- [Problem requirements]:
Show every line in the entries below where the word "JSON" appears.

- [Listed entries]:
^^^^

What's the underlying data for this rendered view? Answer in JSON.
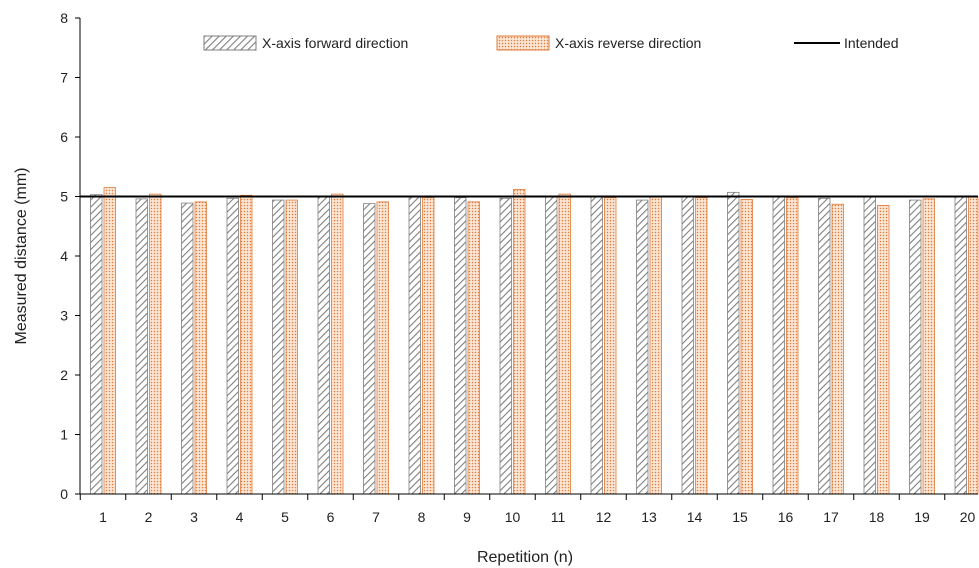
{
  "chart_data": {
    "type": "bar",
    "xlabel": "Repetition (n)",
    "ylabel": "Measured distance (mm)",
    "ylim": [
      0,
      8
    ],
    "yticks": [
      "0",
      "1",
      "2",
      "3",
      "4",
      "5",
      "6",
      "7",
      "8"
    ],
    "categories": [
      "1",
      "2",
      "3",
      "4",
      "5",
      "6",
      "7",
      "8",
      "9",
      "10",
      "11",
      "12",
      "13",
      "14",
      "15",
      "16",
      "17",
      "18",
      "19",
      "20"
    ],
    "series": [
      {
        "name": "X-axis forward direction",
        "pattern": "diagonal-hatch",
        "color": "#7f7f7f",
        "values": [
          5.03,
          4.96,
          4.89,
          4.97,
          4.94,
          5.01,
          4.88,
          5.0,
          4.98,
          4.97,
          5.0,
          4.99,
          4.94,
          4.99,
          5.07,
          5.0,
          4.97,
          4.99,
          4.94,
          4.99
        ]
      },
      {
        "name": "X-axis reverse direction",
        "pattern": "dotted",
        "color": "#e07b39",
        "values": [
          5.15,
          5.04,
          4.91,
          5.02,
          4.94,
          5.04,
          4.91,
          4.98,
          4.91,
          5.12,
          5.04,
          4.98,
          4.99,
          4.98,
          4.95,
          4.98,
          4.87,
          4.85,
          4.96,
          4.99
        ]
      }
    ],
    "reference_line": {
      "name": "Intended",
      "value": 5,
      "color": "#000000"
    },
    "legend_position": "top",
    "grid": false
  }
}
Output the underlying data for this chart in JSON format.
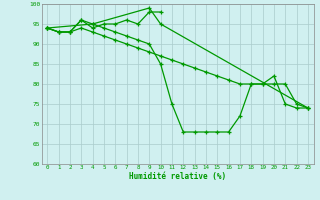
{
  "xlabel": "Humidité relative (%)",
  "background_color": "#d0f0f0",
  "grid_color": "#aacccc",
  "line_color": "#009900",
  "xlim": [
    -0.5,
    23.5
  ],
  "ylim": [
    60,
    100
  ],
  "ytick_values": [
    60,
    65,
    70,
    75,
    80,
    85,
    90,
    95,
    100
  ],
  "line1_x": [
    0,
    1,
    2,
    3,
    4,
    5,
    6,
    7,
    8,
    9,
    10
  ],
  "line1_y": [
    94,
    93,
    93,
    96,
    94,
    95,
    95,
    96,
    95,
    98,
    98
  ],
  "line2_x": [
    0,
    1,
    2,
    3,
    4,
    5,
    6,
    7,
    8,
    9,
    10,
    11,
    12,
    13,
    14,
    15,
    16,
    17,
    18,
    19,
    20,
    21,
    22,
    23
  ],
  "line2_y": [
    94,
    93,
    93,
    96,
    95,
    94,
    93,
    92,
    91,
    90,
    85,
    75,
    68,
    68,
    68,
    68,
    68,
    72,
    80,
    80,
    82,
    75,
    74,
    74
  ],
  "line3_x": [
    0,
    1,
    2,
    3,
    4,
    5,
    6,
    7,
    8,
    9,
    10,
    11,
    12,
    13,
    14,
    15,
    16,
    17,
    18,
    19,
    20,
    21,
    22,
    23
  ],
  "line3_y": [
    94,
    93,
    93,
    94,
    93,
    92,
    91,
    90,
    89,
    88,
    87,
    86,
    85,
    84,
    83,
    82,
    81,
    80,
    80,
    80,
    80,
    80,
    75,
    74
  ],
  "line4_x": [
    0,
    4,
    9,
    10,
    23
  ],
  "line4_y": [
    94,
    95,
    99,
    95,
    74
  ]
}
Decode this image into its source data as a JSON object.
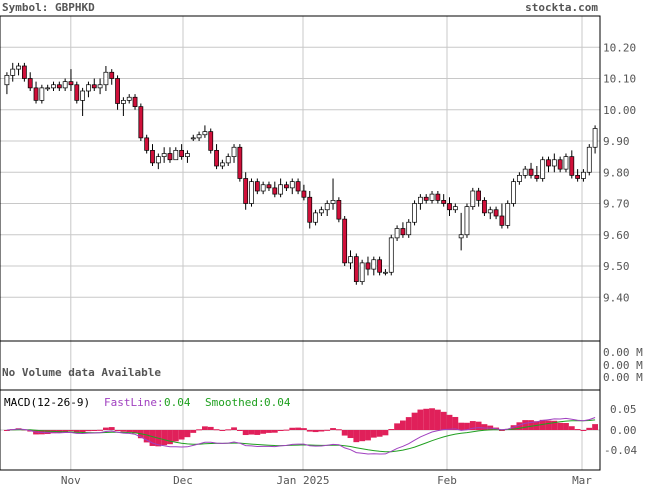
{
  "header": {
    "symbol_text": "Symbol: GBPHKD",
    "brand": "stockta.com"
  },
  "volume": {
    "no_data_text": "No Volume data Available",
    "axis_labels": [
      "0.00 M",
      "0.00 M",
      "0.00 M"
    ]
  },
  "macd": {
    "title": "MACD(12-26-9)",
    "fast_label": "FastLine:",
    "fast_value": "0.04",
    "smooth_label": "Smoothed:",
    "smooth_value": "0.04",
    "fast_color": "#a040c0",
    "smooth_color": "#20a020",
    "hist_color": "#e0205a",
    "ticks": [
      "0.05",
      "0.00",
      "-0.04"
    ]
  },
  "colors": {
    "up": "#ffffff",
    "down": "#d0103a",
    "grid": "#c8c8c8",
    "frame": "#000000",
    "text": "#555555"
  },
  "chart_data": {
    "type": "candlestick",
    "symbol": "GBPHKD",
    "y_ticks": [
      9.4,
      9.5,
      9.6,
      9.7,
      9.8,
      9.9,
      10.0,
      10.1,
      10.2
    ],
    "ylim": [
      9.26,
      10.3
    ],
    "x_labels": [
      "Nov",
      "Dec",
      "Jan 2025",
      "Feb",
      "Mar"
    ],
    "candles": [
      [
        10.08,
        10.12,
        10.05,
        10.11
      ],
      [
        10.11,
        10.15,
        10.09,
        10.13
      ],
      [
        10.13,
        10.15,
        10.11,
        10.14
      ],
      [
        10.14,
        10.15,
        10.09,
        10.1
      ],
      [
        10.1,
        10.12,
        10.06,
        10.07
      ],
      [
        10.07,
        10.09,
        10.02,
        10.03
      ],
      [
        10.03,
        10.08,
        10.02,
        10.07
      ],
      [
        10.07,
        10.08,
        10.06,
        10.07
      ],
      [
        10.07,
        10.09,
        10.06,
        10.08
      ],
      [
        10.08,
        10.09,
        10.06,
        10.07
      ],
      [
        10.07,
        10.1,
        10.06,
        10.09
      ],
      [
        10.09,
        10.13,
        10.06,
        10.08
      ],
      [
        10.08,
        10.09,
        10.02,
        10.03
      ],
      [
        10.03,
        10.07,
        9.98,
        10.06
      ],
      [
        10.06,
        10.09,
        10.04,
        10.08
      ],
      [
        10.08,
        10.1,
        10.06,
        10.07
      ],
      [
        10.07,
        10.1,
        10.05,
        10.08
      ],
      [
        10.08,
        10.14,
        10.06,
        10.12
      ],
      [
        10.12,
        10.13,
        10.08,
        10.1
      ],
      [
        10.1,
        10.11,
        10.0,
        10.02
      ],
      [
        10.02,
        10.04,
        9.98,
        10.03
      ],
      [
        10.03,
        10.05,
        10.02,
        10.04
      ],
      [
        10.04,
        10.05,
        10.0,
        10.01
      ],
      [
        10.01,
        10.02,
        9.9,
        9.91
      ],
      [
        9.91,
        9.92,
        9.86,
        9.87
      ],
      [
        9.87,
        9.89,
        9.82,
        9.83
      ],
      [
        9.83,
        9.86,
        9.81,
        9.85
      ],
      [
        9.85,
        9.88,
        9.83,
        9.86
      ],
      [
        9.86,
        9.88,
        9.83,
        9.84
      ],
      [
        9.84,
        9.88,
        9.84,
        9.87
      ],
      [
        9.87,
        9.89,
        9.84,
        9.85
      ],
      [
        9.85,
        9.87,
        9.83,
        9.86
      ],
      [
        9.91,
        9.92,
        9.9,
        9.91
      ],
      [
        9.91,
        9.93,
        9.9,
        9.92
      ],
      [
        9.92,
        9.95,
        9.91,
        9.93
      ],
      [
        9.93,
        9.94,
        9.86,
        9.87
      ],
      [
        9.87,
        9.89,
        9.81,
        9.82
      ],
      [
        9.82,
        9.84,
        9.81,
        9.83
      ],
      [
        9.83,
        9.86,
        9.82,
        9.85
      ],
      [
        9.85,
        9.89,
        9.83,
        9.88
      ],
      [
        9.88,
        9.89,
        9.77,
        9.78
      ],
      [
        9.78,
        9.8,
        9.68,
        9.7
      ],
      [
        9.7,
        9.78,
        9.69,
        9.77
      ],
      [
        9.77,
        9.78,
        9.73,
        9.74
      ],
      [
        9.74,
        9.77,
        9.73,
        9.76
      ],
      [
        9.76,
        9.77,
        9.74,
        9.75
      ],
      [
        9.75,
        9.77,
        9.72,
        9.73
      ],
      [
        9.73,
        9.78,
        9.72,
        9.76
      ],
      [
        9.76,
        9.77,
        9.74,
        9.75
      ],
      [
        9.75,
        9.78,
        9.73,
        9.77
      ],
      [
        9.77,
        9.78,
        9.73,
        9.74
      ],
      [
        9.74,
        9.76,
        9.71,
        9.72
      ],
      [
        9.72,
        9.74,
        9.62,
        9.64
      ],
      [
        9.64,
        9.68,
        9.63,
        9.67
      ],
      [
        9.67,
        9.69,
        9.66,
        9.68
      ],
      [
        9.68,
        9.71,
        9.66,
        9.7
      ],
      [
        9.7,
        9.78,
        9.68,
        9.71
      ],
      [
        9.71,
        9.72,
        9.64,
        9.65
      ],
      [
        9.65,
        9.66,
        9.5,
        9.51
      ],
      [
        9.51,
        9.55,
        9.49,
        9.53
      ],
      [
        9.53,
        9.54,
        9.44,
        9.45
      ],
      [
        9.45,
        9.52,
        9.44,
        9.51
      ],
      [
        9.51,
        9.53,
        9.47,
        9.49
      ],
      [
        9.49,
        9.53,
        9.47,
        9.52
      ],
      [
        9.52,
        9.53,
        9.47,
        9.48
      ],
      [
        9.48,
        9.49,
        9.47,
        9.48
      ],
      [
        9.48,
        9.6,
        9.47,
        9.59
      ],
      [
        9.59,
        9.63,
        9.58,
        9.62
      ],
      [
        9.62,
        9.64,
        9.59,
        9.6
      ],
      [
        9.6,
        9.65,
        9.59,
        9.64
      ],
      [
        9.64,
        9.71,
        9.63,
        9.7
      ],
      [
        9.7,
        9.73,
        9.68,
        9.72
      ],
      [
        9.72,
        9.73,
        9.7,
        9.71
      ],
      [
        9.71,
        9.74,
        9.7,
        9.73
      ],
      [
        9.73,
        9.74,
        9.7,
        9.71
      ],
      [
        9.71,
        9.73,
        9.69,
        9.7
      ],
      [
        9.7,
        9.72,
        9.66,
        9.68
      ],
      [
        9.68,
        9.7,
        9.67,
        9.69
      ],
      [
        9.59,
        9.67,
        9.55,
        9.6
      ],
      [
        9.6,
        9.7,
        9.59,
        9.69
      ],
      [
        9.69,
        9.75,
        9.68,
        9.74
      ],
      [
        9.74,
        9.75,
        9.69,
        9.71
      ],
      [
        9.71,
        9.72,
        9.66,
        9.67
      ],
      [
        9.67,
        9.69,
        9.65,
        9.68
      ],
      [
        9.68,
        9.69,
        9.65,
        9.66
      ],
      [
        9.66,
        9.7,
        9.62,
        9.63
      ],
      [
        9.63,
        9.71,
        9.62,
        9.7
      ],
      [
        9.7,
        9.78,
        9.69,
        9.77
      ],
      [
        9.77,
        9.8,
        9.76,
        9.79
      ],
      [
        9.79,
        9.82,
        9.78,
        9.81
      ],
      [
        9.81,
        9.83,
        9.78,
        9.79
      ],
      [
        9.79,
        9.82,
        9.77,
        9.78
      ],
      [
        9.78,
        9.85,
        9.77,
        9.84
      ],
      [
        9.84,
        9.85,
        9.8,
        9.82
      ],
      [
        9.82,
        9.86,
        9.8,
        9.84
      ],
      [
        9.84,
        9.85,
        9.8,
        9.81
      ],
      [
        9.81,
        9.86,
        9.8,
        9.85
      ],
      [
        9.85,
        9.87,
        9.78,
        9.79
      ],
      [
        9.79,
        9.81,
        9.77,
        9.78
      ],
      [
        9.78,
        9.81,
        9.77,
        9.8
      ],
      [
        9.8,
        9.89,
        9.79,
        9.88
      ],
      [
        9.88,
        9.95,
        9.86,
        9.94
      ]
    ]
  }
}
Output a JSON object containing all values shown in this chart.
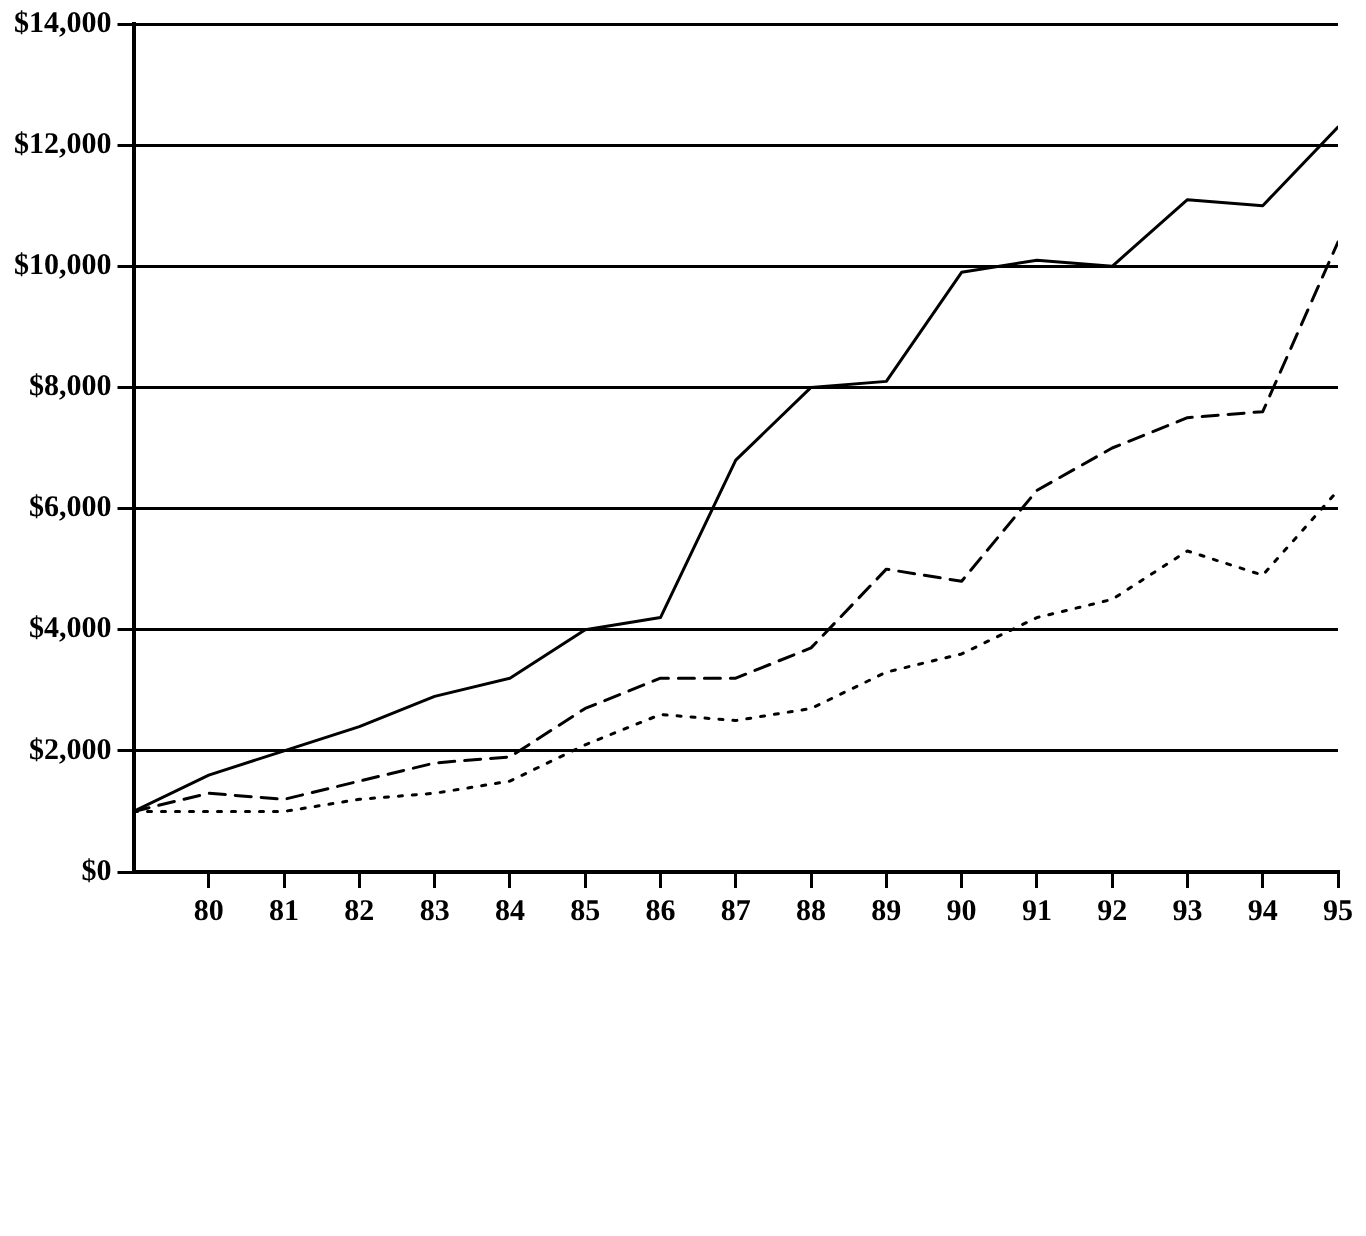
{
  "chart_data": {
    "type": "line",
    "x": [
      79,
      80,
      81,
      82,
      83,
      84,
      85,
      86,
      87,
      88,
      89,
      90,
      91,
      92,
      93,
      94,
      95
    ],
    "series": [
      {
        "color": "#000000",
        "line_style": "solid",
        "values": [
          1000,
          1600,
          2000,
          2400,
          2900,
          3200,
          4000,
          4200,
          6800,
          8000,
          8100,
          9900,
          10100,
          10000,
          11100,
          11000,
          12300
        ]
      },
      {
        "color": "#000000",
        "line_style": "dashed",
        "values": [
          1000,
          1300,
          1200,
          1500,
          1800,
          1900,
          2700,
          3200,
          3200,
          3700,
          5000,
          4800,
          6300,
          7000,
          7500,
          7600,
          10400
        ]
      },
      {
        "color": "#000000",
        "line_style": "dotted",
        "values": [
          1000,
          1000,
          1000,
          1200,
          1300,
          1500,
          2100,
          2600,
          2500,
          2700,
          3300,
          3600,
          4200,
          4500,
          5300,
          4900,
          6300
        ]
      }
    ],
    "xlim": [
      79,
      95
    ],
    "xticks": [
      80,
      81,
      82,
      83,
      84,
      85,
      86,
      87,
      88,
      89,
      90,
      91,
      92,
      93,
      94,
      95
    ],
    "ylim": [
      0,
      14000
    ],
    "yticks": [
      {
        "value": 0,
        "label": "$0"
      },
      {
        "value": 2000,
        "label": "$2,000"
      },
      {
        "value": 4000,
        "label": "$4,000"
      },
      {
        "value": 6000,
        "label": "$6,000"
      },
      {
        "value": 8000,
        "label": "$8,000"
      },
      {
        "value": 10000,
        "label": "$10,000"
      },
      {
        "value": 12000,
        "label": "$12,000"
      },
      {
        "value": 14000,
        "label": "$14,000"
      }
    ],
    "grid": "y",
    "legend": false,
    "marker": "none"
  }
}
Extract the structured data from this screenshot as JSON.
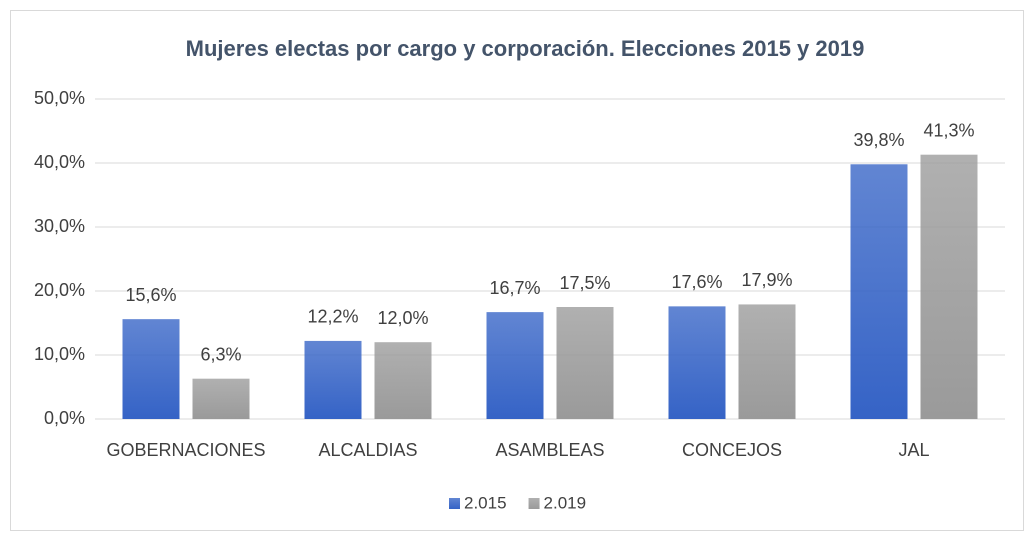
{
  "chart_data": {
    "type": "bar",
    "title": "Mujeres electas por cargo y corporación. Elecciones 2015 y 2019",
    "categories": [
      "GOBERNACIONES",
      "ALCALDIAS",
      "ASAMBLEAS",
      "CONCEJOS",
      "JAL"
    ],
    "series": [
      {
        "name": "2.015",
        "color": "#3563c6",
        "values": [
          15.6,
          12.2,
          16.7,
          17.6,
          39.8
        ],
        "value_labels": [
          "15,6%",
          "12,2%",
          "16,7%",
          "17,6%",
          "39,8%"
        ]
      },
      {
        "name": "2.019",
        "color": "#9a9a9a",
        "values": [
          6.3,
          12.0,
          17.5,
          17.9,
          41.3
        ],
        "value_labels": [
          "6,3%",
          "12,0%",
          "17,5%",
          "17,9%",
          "41,3%"
        ]
      }
    ],
    "ylim": [
      0,
      50
    ],
    "yticks": [
      {
        "value": 0,
        "label": "0,0%"
      },
      {
        "value": 10,
        "label": "10,0%"
      },
      {
        "value": 20,
        "label": "20,0%"
      },
      {
        "value": 30,
        "label": "30,0%"
      },
      {
        "value": 40,
        "label": "40,0%"
      },
      {
        "value": 50,
        "label": "50,0%"
      }
    ],
    "grid": true,
    "legend": "bottom"
  }
}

^^^^

- [Result of this task]:
What's the underlying data for this rendered view? Answer in JSON.
Output the underlying data for this chart in JSON format.
Decode this image into its source data as a JSON object.
Output a JSON object containing all values shown in this chart.
Extract the structured data from this screenshot as JSON.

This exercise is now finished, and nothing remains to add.